EXERCISE - Copy all the data exactly, except the pictures.

RECORD EXCERPTS -
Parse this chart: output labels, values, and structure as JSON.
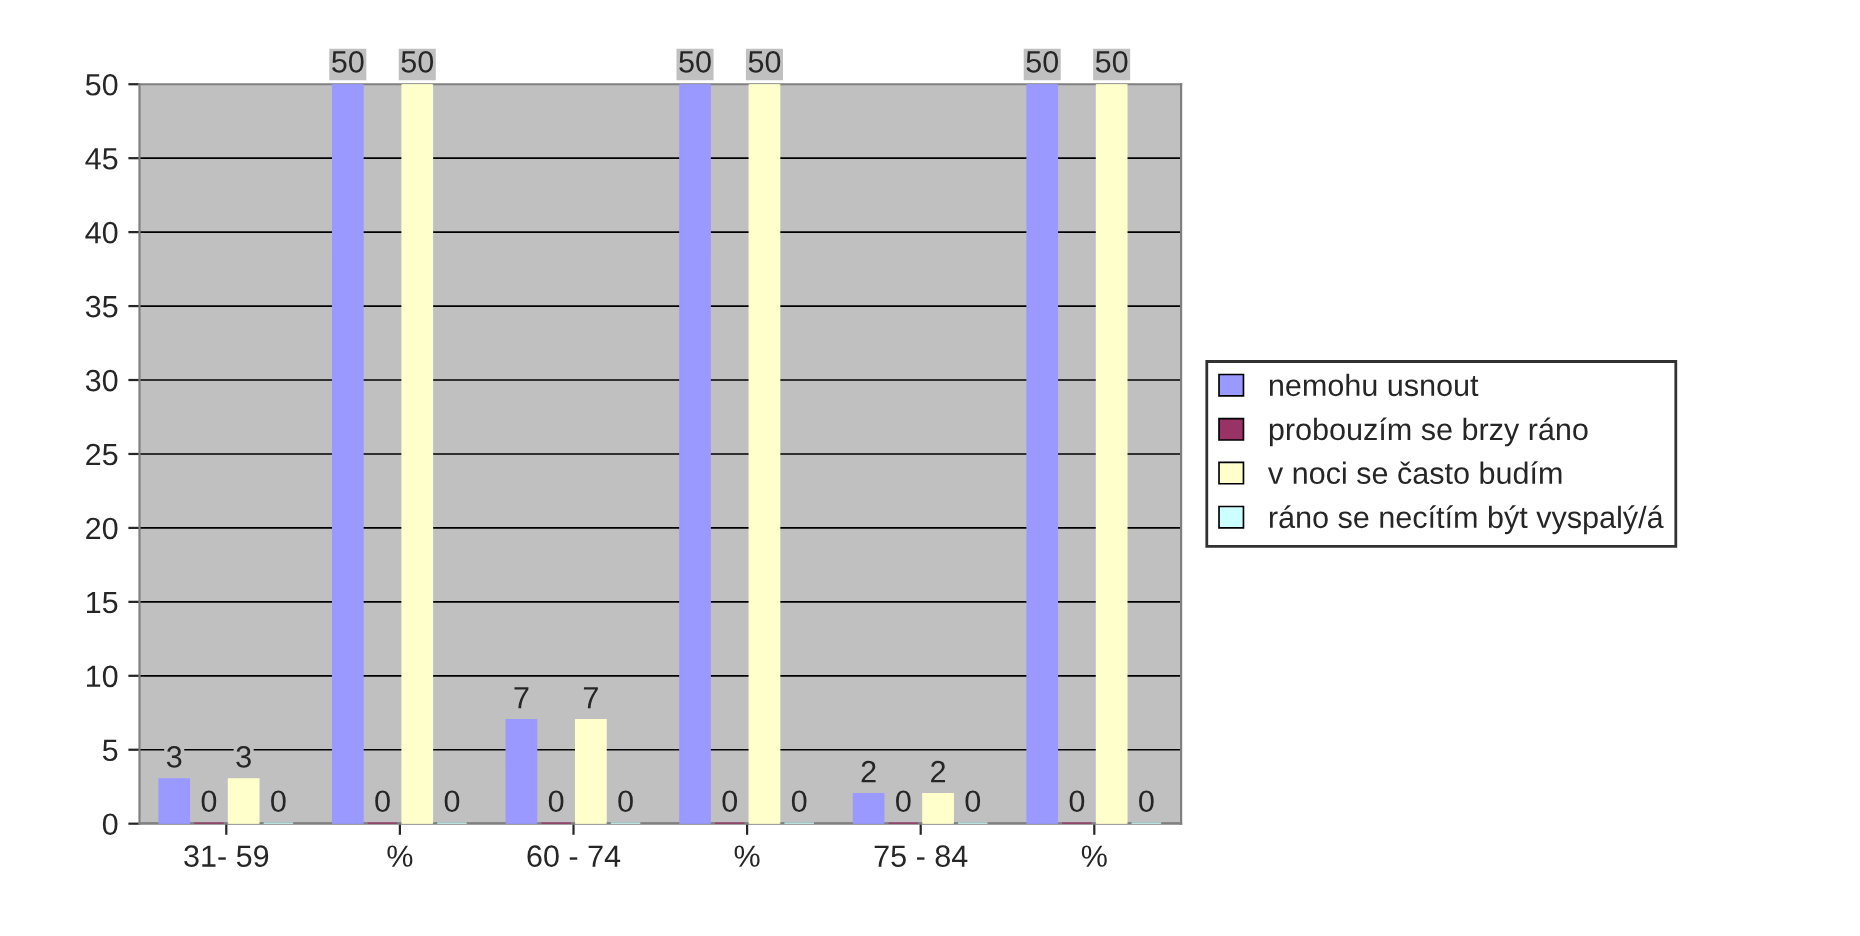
{
  "chart_data": {
    "type": "bar",
    "categories": [
      "31- 59",
      "%",
      "60 - 74",
      "%",
      "75 - 84",
      "%"
    ],
    "series": [
      {
        "name": "nemohu usnout",
        "color": "#9999ff",
        "values": [
          3,
          50,
          7,
          50,
          2,
          50
        ]
      },
      {
        "name": "probouzím se brzy ráno",
        "color": "#993366",
        "values": [
          0,
          0,
          0,
          0,
          0,
          0
        ]
      },
      {
        "name": "v noci se často budím",
        "color": "#ffffcc",
        "values": [
          3,
          50,
          7,
          50,
          2,
          50
        ]
      },
      {
        "name": "ráno se necítím být vyspalý/á",
        "color": "#ccffff",
        "values": [
          0,
          0,
          0,
          0,
          0,
          0
        ]
      }
    ],
    "ylim": [
      0,
      50
    ],
    "yticks": [
      0,
      5,
      10,
      15,
      20,
      25,
      30,
      35,
      40,
      45,
      50
    ],
    "grid": "y",
    "legend": "right",
    "data_labels": true
  }
}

FINISHED TASK -
Parse this chart: output labels, values, and structure as JSON.
{
  "chart_data": {
    "type": "bar",
    "categories": [
      "31- 59",
      "%",
      "60 - 74",
      "%",
      "75 - 84",
      "%"
    ],
    "series": [
      {
        "name": "nemohu usnout",
        "color": "#9999ff",
        "values": [
          3,
          50,
          7,
          50,
          2,
          50
        ]
      },
      {
        "name": "probouzím se brzy ráno",
        "color": "#993366",
        "values": [
          0,
          0,
          0,
          0,
          0,
          0
        ]
      },
      {
        "name": "v noci se často budím",
        "color": "#ffffcc",
        "values": [
          3,
          50,
          7,
          50,
          2,
          50
        ]
      },
      {
        "name": "ráno se necítím být vyspalý/á",
        "color": "#ccffff",
        "values": [
          0,
          0,
          0,
          0,
          0,
          0
        ]
      }
    ],
    "ylim": [
      0,
      50
    ],
    "yticks": [
      0,
      5,
      10,
      15,
      20,
      25,
      30,
      35,
      40,
      45,
      50
    ],
    "grid": "y",
    "legend": "right",
    "data_labels": true
  }
}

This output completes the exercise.